- TO DO: Search the data below for the word "candlestick" and copy each line that holds it.

- DATA LINES:
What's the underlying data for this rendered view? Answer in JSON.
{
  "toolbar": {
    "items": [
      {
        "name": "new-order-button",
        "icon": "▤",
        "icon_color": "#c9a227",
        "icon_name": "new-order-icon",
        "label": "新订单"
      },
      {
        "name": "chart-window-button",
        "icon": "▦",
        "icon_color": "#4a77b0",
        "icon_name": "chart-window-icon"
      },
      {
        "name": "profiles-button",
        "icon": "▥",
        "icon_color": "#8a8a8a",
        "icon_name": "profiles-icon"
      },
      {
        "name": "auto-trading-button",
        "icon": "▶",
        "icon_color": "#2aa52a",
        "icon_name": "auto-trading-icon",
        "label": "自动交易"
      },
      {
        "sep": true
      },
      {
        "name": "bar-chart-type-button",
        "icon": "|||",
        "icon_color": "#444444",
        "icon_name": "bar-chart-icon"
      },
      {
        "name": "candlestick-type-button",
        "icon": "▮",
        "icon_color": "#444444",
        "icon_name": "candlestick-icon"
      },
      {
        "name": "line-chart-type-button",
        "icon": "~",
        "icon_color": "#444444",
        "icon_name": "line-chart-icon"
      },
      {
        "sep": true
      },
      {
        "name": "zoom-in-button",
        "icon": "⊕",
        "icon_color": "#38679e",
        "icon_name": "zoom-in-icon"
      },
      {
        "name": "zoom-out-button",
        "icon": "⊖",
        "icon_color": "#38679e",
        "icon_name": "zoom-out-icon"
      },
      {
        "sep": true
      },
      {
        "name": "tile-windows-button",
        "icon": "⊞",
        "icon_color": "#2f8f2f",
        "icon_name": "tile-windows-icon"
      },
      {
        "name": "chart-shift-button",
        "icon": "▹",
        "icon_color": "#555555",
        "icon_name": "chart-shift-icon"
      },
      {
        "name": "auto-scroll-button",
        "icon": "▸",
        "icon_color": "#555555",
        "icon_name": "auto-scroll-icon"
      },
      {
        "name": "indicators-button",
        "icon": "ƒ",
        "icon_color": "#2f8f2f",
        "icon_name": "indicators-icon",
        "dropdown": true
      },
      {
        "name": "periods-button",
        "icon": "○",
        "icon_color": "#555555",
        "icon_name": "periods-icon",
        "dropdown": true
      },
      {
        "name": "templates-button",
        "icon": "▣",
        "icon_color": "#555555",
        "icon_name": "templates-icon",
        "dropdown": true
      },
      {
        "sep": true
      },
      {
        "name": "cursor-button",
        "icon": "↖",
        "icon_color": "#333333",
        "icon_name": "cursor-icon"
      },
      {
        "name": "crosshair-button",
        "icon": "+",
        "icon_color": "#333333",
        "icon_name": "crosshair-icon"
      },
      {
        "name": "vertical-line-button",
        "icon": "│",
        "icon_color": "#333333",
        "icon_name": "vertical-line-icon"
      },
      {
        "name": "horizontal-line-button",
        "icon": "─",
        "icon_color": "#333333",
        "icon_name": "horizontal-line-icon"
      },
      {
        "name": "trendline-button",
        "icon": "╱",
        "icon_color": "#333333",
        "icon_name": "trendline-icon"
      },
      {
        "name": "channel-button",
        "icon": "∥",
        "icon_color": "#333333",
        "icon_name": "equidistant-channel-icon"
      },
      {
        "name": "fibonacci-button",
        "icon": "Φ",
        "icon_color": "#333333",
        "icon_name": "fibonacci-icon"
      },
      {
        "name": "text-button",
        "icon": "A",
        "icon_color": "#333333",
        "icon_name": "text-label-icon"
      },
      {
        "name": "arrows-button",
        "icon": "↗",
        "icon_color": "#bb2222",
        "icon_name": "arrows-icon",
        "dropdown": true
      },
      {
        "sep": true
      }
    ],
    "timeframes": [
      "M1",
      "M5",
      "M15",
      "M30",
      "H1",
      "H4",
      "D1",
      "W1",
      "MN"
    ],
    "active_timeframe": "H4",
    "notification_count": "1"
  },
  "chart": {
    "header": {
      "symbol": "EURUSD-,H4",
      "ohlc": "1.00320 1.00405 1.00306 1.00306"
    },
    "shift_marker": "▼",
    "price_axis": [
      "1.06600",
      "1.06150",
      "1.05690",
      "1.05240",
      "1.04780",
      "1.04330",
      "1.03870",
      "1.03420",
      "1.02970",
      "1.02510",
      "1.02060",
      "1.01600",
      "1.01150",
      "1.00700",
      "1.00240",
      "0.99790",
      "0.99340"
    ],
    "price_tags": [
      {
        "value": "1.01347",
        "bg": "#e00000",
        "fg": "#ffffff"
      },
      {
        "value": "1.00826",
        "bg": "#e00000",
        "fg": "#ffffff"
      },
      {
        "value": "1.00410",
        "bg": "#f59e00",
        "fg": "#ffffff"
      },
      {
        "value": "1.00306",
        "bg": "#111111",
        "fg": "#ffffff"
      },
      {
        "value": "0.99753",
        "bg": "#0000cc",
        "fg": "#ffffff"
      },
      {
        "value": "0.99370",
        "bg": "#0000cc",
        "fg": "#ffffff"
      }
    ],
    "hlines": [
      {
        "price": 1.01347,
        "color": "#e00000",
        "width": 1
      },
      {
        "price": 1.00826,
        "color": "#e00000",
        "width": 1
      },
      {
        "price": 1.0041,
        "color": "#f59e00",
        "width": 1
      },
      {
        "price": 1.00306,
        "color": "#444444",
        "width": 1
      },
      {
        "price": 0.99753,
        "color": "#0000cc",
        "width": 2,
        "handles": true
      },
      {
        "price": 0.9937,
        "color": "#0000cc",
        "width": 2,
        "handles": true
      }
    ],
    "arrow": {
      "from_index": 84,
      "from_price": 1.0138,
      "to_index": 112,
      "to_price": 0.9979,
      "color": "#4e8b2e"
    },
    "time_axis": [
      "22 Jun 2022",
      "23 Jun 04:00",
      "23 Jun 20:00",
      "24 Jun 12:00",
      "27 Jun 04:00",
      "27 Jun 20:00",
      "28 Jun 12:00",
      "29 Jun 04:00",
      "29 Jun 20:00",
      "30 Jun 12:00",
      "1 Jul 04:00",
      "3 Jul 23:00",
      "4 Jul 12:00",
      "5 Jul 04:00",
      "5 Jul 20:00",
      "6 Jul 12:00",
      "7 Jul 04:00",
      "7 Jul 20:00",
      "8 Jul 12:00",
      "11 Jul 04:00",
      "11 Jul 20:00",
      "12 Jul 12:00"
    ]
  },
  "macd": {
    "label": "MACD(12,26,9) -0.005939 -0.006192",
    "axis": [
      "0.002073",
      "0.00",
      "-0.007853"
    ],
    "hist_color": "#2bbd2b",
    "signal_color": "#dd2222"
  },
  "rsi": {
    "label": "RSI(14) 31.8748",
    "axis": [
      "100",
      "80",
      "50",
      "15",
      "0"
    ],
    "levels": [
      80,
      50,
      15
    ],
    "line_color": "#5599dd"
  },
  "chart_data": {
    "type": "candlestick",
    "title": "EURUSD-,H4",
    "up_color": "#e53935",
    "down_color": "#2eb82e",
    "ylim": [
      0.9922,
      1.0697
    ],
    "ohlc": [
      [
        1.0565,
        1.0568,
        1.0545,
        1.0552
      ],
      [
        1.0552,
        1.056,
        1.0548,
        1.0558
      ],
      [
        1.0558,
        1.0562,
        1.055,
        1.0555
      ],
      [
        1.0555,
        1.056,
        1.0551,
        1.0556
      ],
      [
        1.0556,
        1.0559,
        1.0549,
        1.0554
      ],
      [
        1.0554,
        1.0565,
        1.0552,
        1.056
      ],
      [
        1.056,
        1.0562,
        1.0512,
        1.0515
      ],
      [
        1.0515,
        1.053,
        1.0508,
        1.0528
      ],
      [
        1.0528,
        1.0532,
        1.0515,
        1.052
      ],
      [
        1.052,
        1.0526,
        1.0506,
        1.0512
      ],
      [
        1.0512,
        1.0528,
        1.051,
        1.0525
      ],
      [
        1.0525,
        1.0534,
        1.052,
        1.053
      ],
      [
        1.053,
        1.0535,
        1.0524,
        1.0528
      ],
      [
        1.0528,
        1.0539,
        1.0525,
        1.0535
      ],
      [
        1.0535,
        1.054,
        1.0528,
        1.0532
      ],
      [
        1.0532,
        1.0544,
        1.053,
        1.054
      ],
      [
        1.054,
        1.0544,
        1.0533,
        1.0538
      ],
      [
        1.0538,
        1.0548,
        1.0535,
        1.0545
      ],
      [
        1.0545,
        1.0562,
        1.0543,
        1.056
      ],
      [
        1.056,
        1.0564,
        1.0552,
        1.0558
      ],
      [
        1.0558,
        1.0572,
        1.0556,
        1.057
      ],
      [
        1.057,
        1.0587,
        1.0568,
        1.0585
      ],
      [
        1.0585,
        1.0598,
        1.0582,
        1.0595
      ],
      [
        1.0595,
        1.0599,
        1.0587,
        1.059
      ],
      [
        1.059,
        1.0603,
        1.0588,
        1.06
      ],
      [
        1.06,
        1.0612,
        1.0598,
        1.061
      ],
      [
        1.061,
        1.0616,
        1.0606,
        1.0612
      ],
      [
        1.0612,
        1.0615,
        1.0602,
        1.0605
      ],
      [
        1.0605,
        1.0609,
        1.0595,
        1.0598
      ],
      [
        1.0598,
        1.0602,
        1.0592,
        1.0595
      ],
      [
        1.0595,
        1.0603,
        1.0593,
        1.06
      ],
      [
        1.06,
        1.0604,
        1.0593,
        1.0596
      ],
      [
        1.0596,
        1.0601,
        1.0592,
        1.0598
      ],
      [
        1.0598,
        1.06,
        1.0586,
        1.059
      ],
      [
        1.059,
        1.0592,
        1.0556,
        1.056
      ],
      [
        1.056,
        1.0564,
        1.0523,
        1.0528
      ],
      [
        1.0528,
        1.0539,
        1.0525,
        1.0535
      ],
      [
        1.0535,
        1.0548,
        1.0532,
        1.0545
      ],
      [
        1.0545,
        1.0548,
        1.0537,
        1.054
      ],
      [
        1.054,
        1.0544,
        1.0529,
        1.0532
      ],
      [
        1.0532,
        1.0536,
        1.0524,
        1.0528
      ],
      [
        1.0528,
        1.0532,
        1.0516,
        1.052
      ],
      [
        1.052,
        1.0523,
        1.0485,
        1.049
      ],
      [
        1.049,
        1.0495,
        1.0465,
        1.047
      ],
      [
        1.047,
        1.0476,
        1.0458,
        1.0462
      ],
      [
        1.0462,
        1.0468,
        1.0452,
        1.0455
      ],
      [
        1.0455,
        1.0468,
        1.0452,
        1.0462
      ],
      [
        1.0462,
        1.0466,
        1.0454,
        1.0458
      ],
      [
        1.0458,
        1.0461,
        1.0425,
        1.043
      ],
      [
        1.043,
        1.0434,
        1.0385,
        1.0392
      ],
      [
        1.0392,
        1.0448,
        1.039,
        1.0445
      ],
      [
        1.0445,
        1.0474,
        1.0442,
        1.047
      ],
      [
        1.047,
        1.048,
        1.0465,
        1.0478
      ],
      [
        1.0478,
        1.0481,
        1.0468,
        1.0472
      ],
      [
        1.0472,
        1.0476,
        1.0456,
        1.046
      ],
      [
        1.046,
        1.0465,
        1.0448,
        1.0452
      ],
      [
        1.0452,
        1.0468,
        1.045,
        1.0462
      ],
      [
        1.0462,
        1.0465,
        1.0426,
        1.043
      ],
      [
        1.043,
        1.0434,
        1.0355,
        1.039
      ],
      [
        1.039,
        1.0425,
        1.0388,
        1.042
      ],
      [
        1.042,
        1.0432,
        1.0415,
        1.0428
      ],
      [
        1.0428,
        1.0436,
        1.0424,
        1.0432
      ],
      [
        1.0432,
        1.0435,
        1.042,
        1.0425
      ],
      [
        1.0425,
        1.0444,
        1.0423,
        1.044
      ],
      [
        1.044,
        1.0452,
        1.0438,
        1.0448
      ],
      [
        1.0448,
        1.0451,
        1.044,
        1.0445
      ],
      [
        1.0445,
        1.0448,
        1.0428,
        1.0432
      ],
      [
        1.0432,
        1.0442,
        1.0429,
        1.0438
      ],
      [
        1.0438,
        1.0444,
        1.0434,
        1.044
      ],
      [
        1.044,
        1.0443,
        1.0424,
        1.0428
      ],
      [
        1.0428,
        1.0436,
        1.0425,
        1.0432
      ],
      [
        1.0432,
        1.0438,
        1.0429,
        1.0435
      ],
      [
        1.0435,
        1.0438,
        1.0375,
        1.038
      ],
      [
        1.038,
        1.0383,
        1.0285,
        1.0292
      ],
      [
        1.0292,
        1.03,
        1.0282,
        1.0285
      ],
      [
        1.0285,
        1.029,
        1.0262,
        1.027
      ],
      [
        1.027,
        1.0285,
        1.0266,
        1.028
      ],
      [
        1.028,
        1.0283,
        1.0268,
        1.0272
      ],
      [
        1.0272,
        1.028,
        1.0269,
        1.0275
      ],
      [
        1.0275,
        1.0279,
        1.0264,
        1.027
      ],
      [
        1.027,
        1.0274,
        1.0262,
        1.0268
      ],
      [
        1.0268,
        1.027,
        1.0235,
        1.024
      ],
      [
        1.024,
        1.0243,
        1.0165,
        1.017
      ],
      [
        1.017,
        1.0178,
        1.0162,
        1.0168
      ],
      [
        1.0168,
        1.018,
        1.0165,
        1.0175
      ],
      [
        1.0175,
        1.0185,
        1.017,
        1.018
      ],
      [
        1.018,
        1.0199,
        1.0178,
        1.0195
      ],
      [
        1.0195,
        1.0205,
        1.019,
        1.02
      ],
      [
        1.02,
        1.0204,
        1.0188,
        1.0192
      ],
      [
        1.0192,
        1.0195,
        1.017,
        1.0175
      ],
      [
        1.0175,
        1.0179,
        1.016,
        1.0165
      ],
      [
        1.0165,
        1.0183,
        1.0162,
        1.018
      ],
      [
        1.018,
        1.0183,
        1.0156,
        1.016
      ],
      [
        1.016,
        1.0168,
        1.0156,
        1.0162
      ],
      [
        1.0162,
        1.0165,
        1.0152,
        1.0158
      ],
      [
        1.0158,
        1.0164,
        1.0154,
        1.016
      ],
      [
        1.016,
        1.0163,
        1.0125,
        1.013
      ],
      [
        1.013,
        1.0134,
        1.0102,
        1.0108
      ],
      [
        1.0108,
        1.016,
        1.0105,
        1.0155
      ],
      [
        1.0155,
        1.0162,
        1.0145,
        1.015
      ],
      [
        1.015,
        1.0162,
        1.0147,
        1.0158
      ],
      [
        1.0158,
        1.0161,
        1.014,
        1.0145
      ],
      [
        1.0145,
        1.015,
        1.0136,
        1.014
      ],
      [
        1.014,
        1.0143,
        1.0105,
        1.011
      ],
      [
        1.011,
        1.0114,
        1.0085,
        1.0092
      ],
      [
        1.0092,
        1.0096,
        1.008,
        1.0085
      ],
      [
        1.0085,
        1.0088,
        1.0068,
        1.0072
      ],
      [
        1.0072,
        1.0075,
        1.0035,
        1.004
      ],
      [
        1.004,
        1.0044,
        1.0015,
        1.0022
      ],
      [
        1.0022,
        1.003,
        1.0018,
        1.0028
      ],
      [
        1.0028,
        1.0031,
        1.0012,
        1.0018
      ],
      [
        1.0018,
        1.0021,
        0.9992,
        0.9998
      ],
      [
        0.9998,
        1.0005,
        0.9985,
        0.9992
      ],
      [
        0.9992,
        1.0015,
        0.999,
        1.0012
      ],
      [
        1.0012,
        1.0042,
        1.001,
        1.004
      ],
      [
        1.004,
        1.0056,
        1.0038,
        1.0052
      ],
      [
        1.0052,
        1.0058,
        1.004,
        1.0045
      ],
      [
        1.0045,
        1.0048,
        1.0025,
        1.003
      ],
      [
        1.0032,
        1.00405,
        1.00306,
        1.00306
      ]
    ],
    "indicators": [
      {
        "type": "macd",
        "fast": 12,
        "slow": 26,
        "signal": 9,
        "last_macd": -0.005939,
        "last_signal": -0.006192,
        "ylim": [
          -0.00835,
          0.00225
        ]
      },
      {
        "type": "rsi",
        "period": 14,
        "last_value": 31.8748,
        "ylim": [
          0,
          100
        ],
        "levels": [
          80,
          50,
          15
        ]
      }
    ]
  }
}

- ANSWER TO THE PROBLEM:
        "name": "candlestick-type-button",
        "icon_name": "candlestick-icon"
    "type": "candlestick",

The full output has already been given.